* start EXERCISE INPUTS *
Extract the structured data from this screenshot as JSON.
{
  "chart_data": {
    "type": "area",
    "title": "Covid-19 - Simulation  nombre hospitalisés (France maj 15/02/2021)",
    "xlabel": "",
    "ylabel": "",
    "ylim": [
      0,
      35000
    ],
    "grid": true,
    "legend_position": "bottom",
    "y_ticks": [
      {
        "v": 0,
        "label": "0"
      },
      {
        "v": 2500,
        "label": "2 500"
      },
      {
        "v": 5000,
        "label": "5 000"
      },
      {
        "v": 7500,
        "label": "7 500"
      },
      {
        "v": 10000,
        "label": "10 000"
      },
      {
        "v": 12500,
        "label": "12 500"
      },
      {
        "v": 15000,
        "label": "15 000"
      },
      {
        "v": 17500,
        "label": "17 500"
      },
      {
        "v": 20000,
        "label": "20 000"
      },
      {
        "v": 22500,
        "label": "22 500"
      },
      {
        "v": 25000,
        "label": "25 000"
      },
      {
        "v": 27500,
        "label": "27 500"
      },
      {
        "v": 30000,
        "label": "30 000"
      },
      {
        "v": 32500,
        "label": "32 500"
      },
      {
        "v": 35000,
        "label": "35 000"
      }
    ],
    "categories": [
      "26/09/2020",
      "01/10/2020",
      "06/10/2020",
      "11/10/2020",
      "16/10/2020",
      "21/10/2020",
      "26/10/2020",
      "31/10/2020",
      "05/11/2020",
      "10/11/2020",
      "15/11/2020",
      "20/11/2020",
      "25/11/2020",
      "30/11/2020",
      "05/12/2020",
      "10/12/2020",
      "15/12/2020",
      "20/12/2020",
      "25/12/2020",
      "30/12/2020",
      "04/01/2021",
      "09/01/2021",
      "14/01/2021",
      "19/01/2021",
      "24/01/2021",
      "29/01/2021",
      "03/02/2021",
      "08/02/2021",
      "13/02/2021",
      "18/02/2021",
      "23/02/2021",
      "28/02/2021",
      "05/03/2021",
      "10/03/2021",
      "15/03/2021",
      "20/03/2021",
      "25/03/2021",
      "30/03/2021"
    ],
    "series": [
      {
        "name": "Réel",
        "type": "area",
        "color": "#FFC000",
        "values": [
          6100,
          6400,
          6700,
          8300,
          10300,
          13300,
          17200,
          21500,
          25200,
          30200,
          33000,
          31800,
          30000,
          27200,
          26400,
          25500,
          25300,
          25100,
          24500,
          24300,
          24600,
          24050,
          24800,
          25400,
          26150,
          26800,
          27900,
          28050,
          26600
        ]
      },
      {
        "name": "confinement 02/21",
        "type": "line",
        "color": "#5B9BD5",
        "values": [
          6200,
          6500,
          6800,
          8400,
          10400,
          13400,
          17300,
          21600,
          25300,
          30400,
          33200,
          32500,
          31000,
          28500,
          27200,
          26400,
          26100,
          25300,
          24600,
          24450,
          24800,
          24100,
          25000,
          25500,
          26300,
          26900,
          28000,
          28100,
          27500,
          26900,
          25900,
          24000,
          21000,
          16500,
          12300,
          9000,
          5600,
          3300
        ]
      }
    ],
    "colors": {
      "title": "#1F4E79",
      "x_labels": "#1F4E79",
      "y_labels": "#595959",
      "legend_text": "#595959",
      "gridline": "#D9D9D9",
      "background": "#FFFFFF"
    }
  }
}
* end EXERCISE INPUTS *
▶ REQUIRED TASK
Extract all of the data exactly as written.

▶ TASK OUTPUT
Extract the structured data from this screenshot as JSON.
{
  "chart_data": {
    "type": "area",
    "title": "Covid-19 - Simulation  nombre hospitalisés (France maj 15/02/2021)",
    "xlabel": "",
    "ylabel": "",
    "ylim": [
      0,
      35000
    ],
    "grid": true,
    "legend_position": "bottom",
    "y_ticks": [
      {
        "v": 0,
        "label": "0"
      },
      {
        "v": 2500,
        "label": "2 500"
      },
      {
        "v": 5000,
        "label": "5 000"
      },
      {
        "v": 7500,
        "label": "7 500"
      },
      {
        "v": 10000,
        "label": "10 000"
      },
      {
        "v": 12500,
        "label": "12 500"
      },
      {
        "v": 15000,
        "label": "15 000"
      },
      {
        "v": 17500,
        "label": "17 500"
      },
      {
        "v": 20000,
        "label": "20 000"
      },
      {
        "v": 22500,
        "label": "22 500"
      },
      {
        "v": 25000,
        "label": "25 000"
      },
      {
        "v": 27500,
        "label": "27 500"
      },
      {
        "v": 30000,
        "label": "30 000"
      },
      {
        "v": 32500,
        "label": "32 500"
      },
      {
        "v": 35000,
        "label": "35 000"
      }
    ],
    "categories": [
      "26/09/2020",
      "01/10/2020",
      "06/10/2020",
      "11/10/2020",
      "16/10/2020",
      "21/10/2020",
      "26/10/2020",
      "31/10/2020",
      "05/11/2020",
      "10/11/2020",
      "15/11/2020",
      "20/11/2020",
      "25/11/2020",
      "30/11/2020",
      "05/12/2020",
      "10/12/2020",
      "15/12/2020",
      "20/12/2020",
      "25/12/2020",
      "30/12/2020",
      "04/01/2021",
      "09/01/2021",
      "14/01/2021",
      "19/01/2021",
      "24/01/2021",
      "29/01/2021",
      "03/02/2021",
      "08/02/2021",
      "13/02/2021",
      "18/02/2021",
      "23/02/2021",
      "28/02/2021",
      "05/03/2021",
      "10/03/2021",
      "15/03/2021",
      "20/03/2021",
      "25/03/2021",
      "30/03/2021"
    ],
    "series": [
      {
        "name": "Réel",
        "type": "area",
        "color": "#FFC000",
        "values": [
          6100,
          6400,
          6700,
          8300,
          10300,
          13300,
          17200,
          21500,
          25200,
          30200,
          33000,
          31800,
          30000,
          27200,
          26400,
          25500,
          25300,
          25100,
          24500,
          24300,
          24600,
          24050,
          24800,
          25400,
          26150,
          26800,
          27900,
          28050,
          26600
        ]
      },
      {
        "name": "confinement 02/21",
        "type": "line",
        "color": "#5B9BD5",
        "values": [
          6200,
          6500,
          6800,
          8400,
          10400,
          13400,
          17300,
          21600,
          25300,
          30400,
          33200,
          32500,
          31000,
          28500,
          27200,
          26400,
          26100,
          25300,
          24600,
          24450,
          24800,
          24100,
          25000,
          25500,
          26300,
          26900,
          28000,
          28100,
          27500,
          26900,
          25900,
          24000,
          21000,
          16500,
          12300,
          9000,
          5600,
          3300
        ]
      }
    ],
    "colors": {
      "title": "#1F4E79",
      "x_labels": "#1F4E79",
      "y_labels": "#595959",
      "legend_text": "#595959",
      "gridline": "#D9D9D9",
      "background": "#FFFFFF"
    }
  }
}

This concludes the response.